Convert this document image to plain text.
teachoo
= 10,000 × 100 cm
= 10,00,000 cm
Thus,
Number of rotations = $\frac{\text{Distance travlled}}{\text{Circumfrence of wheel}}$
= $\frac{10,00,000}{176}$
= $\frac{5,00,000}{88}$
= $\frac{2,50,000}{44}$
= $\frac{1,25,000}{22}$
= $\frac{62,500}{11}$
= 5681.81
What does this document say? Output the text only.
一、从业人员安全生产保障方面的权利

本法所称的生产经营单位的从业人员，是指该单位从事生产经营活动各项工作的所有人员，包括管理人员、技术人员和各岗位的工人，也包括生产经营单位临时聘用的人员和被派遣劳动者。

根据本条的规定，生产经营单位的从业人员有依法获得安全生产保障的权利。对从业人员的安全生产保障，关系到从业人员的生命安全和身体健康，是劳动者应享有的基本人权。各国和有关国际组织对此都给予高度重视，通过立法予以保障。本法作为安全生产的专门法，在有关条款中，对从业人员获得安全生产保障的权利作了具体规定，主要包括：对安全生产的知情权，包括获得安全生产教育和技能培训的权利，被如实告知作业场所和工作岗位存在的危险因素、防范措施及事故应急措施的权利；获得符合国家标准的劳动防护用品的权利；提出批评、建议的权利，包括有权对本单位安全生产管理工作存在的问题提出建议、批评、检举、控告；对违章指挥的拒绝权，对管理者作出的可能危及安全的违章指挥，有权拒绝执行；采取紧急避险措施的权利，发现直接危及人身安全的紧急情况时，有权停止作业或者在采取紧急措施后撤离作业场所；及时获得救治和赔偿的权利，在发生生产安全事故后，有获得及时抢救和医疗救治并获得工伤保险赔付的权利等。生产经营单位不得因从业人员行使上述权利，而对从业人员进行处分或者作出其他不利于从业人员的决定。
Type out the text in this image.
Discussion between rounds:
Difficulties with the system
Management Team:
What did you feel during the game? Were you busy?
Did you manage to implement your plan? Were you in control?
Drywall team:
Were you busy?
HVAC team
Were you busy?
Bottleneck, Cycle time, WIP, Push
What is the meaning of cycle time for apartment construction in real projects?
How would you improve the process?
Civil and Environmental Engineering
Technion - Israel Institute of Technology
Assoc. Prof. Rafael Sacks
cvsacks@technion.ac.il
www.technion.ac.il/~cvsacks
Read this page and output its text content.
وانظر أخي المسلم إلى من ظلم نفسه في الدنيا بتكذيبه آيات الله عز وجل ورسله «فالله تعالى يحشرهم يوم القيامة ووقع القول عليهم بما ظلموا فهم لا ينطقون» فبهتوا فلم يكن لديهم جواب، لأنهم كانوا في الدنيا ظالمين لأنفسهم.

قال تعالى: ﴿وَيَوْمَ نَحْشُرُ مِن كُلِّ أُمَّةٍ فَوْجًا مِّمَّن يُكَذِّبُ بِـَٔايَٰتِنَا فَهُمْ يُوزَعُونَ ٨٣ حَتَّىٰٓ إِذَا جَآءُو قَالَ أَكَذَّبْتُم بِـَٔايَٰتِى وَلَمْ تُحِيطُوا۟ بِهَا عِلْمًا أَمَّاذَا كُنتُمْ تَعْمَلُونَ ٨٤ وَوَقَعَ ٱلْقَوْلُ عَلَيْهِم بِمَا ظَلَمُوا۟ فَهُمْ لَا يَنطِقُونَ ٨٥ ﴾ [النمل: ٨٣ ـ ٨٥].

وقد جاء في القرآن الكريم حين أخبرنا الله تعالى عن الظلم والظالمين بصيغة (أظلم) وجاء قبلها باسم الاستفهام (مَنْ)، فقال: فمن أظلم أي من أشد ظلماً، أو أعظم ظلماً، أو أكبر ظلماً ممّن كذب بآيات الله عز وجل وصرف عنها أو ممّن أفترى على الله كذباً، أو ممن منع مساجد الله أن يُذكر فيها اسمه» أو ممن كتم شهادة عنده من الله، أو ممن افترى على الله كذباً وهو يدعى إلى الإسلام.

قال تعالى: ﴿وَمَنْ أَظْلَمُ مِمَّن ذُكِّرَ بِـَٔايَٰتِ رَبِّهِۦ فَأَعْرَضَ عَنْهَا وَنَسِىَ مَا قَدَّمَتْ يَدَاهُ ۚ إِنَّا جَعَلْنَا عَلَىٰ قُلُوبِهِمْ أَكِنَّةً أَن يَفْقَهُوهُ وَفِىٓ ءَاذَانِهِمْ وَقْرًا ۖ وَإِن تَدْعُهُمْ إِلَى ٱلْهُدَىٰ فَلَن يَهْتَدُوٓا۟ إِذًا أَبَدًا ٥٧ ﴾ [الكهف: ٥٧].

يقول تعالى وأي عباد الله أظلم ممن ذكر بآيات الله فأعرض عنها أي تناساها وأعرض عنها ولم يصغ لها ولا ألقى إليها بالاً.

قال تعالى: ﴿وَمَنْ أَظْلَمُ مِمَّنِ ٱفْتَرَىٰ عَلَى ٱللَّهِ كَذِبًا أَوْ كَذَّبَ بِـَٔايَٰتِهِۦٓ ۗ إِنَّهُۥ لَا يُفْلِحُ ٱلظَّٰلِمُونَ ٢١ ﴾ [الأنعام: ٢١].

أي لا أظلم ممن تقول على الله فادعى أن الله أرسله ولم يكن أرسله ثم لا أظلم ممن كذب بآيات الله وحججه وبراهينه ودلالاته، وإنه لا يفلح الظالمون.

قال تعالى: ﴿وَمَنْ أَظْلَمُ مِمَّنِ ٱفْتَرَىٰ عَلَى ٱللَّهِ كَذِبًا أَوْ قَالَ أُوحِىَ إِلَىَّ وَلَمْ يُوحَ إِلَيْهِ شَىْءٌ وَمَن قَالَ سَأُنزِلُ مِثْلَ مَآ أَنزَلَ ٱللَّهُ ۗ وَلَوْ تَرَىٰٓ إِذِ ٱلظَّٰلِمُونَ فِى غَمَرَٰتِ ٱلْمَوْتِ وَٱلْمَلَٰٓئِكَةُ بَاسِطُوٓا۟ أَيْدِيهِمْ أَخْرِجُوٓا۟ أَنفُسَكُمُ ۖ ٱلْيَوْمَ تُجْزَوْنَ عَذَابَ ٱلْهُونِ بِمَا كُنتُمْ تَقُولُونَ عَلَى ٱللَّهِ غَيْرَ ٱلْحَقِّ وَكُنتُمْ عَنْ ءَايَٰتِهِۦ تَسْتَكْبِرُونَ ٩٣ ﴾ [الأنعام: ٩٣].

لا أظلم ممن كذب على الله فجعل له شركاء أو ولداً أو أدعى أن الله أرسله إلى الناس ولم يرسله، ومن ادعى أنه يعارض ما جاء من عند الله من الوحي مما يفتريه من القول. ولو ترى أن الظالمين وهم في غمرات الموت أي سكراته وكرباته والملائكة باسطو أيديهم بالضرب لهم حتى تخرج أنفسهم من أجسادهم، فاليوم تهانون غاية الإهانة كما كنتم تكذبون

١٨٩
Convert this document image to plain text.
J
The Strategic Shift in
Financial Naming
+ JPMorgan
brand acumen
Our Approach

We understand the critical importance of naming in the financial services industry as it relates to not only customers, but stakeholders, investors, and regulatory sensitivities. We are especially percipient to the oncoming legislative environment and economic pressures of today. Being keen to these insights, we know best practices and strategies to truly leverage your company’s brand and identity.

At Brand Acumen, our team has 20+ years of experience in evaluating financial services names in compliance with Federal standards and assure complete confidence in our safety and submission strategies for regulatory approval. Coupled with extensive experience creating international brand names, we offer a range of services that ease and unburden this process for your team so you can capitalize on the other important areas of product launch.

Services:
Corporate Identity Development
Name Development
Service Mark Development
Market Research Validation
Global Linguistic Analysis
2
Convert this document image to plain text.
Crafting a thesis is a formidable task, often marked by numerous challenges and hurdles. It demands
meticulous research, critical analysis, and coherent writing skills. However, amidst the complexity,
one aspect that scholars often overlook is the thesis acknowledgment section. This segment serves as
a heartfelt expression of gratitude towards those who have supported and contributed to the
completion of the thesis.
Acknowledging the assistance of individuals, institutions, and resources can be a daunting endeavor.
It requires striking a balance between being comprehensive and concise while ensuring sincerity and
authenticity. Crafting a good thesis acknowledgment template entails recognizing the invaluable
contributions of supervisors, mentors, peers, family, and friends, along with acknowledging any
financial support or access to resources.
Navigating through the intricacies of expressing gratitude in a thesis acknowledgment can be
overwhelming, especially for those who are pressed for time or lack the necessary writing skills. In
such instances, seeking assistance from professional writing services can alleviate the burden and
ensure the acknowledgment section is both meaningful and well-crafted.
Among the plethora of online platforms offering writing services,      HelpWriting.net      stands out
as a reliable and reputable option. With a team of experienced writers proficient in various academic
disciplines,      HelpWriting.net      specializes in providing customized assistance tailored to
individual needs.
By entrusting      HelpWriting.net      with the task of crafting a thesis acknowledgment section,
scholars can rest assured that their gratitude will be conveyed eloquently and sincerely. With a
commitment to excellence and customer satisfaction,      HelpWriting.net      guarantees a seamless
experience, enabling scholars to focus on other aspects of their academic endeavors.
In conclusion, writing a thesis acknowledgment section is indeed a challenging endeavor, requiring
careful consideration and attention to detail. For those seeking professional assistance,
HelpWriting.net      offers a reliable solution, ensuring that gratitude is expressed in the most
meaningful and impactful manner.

## INSTRUCTION
Give only the number of lines in the records that include the word "seeking".

## EXPECTED ANSWER
2